> [WRITTEN TASK]
Wherever a line below holds the word "search", copy that line.

> [PROVIDED ENTRIES]
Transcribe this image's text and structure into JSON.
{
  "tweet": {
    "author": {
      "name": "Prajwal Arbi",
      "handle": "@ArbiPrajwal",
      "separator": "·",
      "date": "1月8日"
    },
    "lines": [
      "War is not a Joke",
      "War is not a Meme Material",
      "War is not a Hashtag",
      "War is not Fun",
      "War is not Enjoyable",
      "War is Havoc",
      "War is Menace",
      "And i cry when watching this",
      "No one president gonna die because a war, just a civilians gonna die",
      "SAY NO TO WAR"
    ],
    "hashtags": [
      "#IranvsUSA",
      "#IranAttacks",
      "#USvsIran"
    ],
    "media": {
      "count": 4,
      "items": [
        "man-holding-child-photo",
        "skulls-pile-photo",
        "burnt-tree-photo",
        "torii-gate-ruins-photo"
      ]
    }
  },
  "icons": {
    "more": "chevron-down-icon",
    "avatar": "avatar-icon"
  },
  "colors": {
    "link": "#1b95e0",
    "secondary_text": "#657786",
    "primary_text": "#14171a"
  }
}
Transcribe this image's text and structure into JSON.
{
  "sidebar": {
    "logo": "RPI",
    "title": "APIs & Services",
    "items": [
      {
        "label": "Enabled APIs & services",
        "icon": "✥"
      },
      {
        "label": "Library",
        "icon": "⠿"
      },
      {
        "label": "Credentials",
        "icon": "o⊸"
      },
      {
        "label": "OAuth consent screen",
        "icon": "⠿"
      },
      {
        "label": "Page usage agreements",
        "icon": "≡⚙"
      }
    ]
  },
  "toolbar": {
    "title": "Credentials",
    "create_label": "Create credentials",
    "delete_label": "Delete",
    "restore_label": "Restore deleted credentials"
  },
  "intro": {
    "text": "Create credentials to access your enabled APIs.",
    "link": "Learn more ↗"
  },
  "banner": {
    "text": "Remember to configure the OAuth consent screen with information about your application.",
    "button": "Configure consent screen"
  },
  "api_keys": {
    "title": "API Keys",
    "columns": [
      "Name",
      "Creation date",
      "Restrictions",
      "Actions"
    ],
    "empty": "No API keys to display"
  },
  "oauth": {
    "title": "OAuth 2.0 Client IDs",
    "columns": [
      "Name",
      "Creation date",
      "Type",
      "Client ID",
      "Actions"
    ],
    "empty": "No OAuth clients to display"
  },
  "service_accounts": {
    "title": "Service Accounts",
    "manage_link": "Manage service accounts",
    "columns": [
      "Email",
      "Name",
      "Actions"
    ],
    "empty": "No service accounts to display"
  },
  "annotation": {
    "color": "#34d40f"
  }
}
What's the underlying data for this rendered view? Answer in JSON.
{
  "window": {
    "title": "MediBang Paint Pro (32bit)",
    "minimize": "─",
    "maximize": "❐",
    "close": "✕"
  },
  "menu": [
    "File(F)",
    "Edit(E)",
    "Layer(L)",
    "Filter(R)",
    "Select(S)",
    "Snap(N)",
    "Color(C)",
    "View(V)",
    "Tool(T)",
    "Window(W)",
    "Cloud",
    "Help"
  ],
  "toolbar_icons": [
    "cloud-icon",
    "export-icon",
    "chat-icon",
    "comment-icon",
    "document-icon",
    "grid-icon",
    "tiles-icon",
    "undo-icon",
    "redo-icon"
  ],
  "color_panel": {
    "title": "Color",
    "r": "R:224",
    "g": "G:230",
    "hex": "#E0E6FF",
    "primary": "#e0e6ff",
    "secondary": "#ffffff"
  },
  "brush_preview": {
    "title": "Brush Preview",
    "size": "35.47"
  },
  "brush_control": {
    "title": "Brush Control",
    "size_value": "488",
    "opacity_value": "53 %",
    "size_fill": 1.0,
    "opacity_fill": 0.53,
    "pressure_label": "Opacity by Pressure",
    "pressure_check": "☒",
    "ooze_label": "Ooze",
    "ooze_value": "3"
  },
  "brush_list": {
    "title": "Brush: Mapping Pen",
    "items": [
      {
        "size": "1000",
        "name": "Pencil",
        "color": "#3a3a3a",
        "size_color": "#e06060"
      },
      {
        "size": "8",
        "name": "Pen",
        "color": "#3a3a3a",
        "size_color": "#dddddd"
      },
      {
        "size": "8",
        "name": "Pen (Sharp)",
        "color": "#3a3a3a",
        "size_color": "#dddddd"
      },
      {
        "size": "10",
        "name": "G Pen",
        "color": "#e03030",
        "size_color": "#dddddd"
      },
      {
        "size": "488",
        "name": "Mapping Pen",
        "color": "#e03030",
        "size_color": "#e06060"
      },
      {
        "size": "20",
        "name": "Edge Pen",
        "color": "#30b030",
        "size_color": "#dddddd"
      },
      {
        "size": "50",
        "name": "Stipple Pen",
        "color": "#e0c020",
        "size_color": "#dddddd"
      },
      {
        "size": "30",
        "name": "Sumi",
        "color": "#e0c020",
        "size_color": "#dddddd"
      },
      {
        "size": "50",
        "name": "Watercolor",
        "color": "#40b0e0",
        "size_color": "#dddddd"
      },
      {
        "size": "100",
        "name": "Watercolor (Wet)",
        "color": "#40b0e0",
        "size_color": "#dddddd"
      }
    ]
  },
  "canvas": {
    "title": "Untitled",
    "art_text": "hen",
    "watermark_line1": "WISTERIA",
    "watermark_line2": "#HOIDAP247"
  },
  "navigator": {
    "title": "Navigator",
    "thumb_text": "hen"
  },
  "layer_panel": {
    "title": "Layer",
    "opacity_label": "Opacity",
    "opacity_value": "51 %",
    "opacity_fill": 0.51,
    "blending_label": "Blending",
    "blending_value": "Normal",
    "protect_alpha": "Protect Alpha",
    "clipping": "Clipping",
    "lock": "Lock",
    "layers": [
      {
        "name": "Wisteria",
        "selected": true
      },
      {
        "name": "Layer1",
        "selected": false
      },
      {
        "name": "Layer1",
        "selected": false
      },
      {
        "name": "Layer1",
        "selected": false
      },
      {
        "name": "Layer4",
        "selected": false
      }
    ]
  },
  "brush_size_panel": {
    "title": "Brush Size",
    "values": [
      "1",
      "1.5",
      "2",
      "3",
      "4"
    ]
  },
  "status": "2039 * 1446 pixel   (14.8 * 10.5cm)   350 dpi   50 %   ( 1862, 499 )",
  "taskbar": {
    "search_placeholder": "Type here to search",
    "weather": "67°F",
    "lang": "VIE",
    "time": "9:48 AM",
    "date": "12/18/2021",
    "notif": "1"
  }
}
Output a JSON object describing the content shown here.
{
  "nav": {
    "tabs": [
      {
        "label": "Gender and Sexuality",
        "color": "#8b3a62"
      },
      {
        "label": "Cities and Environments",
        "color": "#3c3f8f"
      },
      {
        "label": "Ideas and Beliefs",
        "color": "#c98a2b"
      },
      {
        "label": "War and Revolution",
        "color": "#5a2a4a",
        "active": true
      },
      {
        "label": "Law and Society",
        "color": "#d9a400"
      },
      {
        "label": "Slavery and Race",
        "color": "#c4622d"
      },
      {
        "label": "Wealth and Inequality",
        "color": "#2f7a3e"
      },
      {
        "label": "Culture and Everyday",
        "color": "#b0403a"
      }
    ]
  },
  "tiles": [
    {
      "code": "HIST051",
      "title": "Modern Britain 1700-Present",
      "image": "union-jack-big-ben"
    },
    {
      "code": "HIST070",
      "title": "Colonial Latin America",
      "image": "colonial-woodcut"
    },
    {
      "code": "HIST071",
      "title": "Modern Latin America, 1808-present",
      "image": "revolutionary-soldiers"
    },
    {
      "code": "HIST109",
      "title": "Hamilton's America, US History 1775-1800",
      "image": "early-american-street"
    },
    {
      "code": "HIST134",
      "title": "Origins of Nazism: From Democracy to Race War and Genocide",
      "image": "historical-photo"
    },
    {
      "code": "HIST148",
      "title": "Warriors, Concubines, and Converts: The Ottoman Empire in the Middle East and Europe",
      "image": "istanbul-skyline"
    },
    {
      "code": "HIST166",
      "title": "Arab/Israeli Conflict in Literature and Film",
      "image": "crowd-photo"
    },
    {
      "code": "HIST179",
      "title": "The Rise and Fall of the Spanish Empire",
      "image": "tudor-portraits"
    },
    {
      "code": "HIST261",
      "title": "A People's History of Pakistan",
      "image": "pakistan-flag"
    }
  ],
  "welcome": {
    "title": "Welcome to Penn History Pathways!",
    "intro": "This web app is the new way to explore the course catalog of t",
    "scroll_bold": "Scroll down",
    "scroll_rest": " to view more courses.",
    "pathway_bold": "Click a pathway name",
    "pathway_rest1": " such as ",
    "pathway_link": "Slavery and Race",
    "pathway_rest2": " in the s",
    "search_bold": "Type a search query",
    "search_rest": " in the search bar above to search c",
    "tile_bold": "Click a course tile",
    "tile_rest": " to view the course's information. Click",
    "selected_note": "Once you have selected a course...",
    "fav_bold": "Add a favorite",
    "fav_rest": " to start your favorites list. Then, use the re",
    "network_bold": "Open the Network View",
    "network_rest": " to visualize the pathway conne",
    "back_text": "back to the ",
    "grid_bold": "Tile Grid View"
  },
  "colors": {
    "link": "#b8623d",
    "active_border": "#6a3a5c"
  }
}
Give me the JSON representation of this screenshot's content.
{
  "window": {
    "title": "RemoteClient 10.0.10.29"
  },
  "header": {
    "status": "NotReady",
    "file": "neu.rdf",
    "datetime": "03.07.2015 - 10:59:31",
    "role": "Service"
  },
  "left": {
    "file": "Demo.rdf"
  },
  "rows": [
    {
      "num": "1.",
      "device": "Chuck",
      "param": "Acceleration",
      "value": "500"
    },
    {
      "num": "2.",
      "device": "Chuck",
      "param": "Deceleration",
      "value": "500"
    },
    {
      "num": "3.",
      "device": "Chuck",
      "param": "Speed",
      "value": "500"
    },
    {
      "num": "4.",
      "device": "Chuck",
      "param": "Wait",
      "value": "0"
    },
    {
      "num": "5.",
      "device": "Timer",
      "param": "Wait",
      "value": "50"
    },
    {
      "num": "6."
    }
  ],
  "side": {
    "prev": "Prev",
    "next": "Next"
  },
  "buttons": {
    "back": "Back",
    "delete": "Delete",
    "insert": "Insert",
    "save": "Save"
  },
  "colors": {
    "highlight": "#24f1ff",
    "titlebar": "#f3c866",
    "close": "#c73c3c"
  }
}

> [RESULT OF THIS TASK]
    "search_placeholder": "Type here to search",
    "search_bold": "Type a search query",
    "search_rest": " in the search bar above to search c",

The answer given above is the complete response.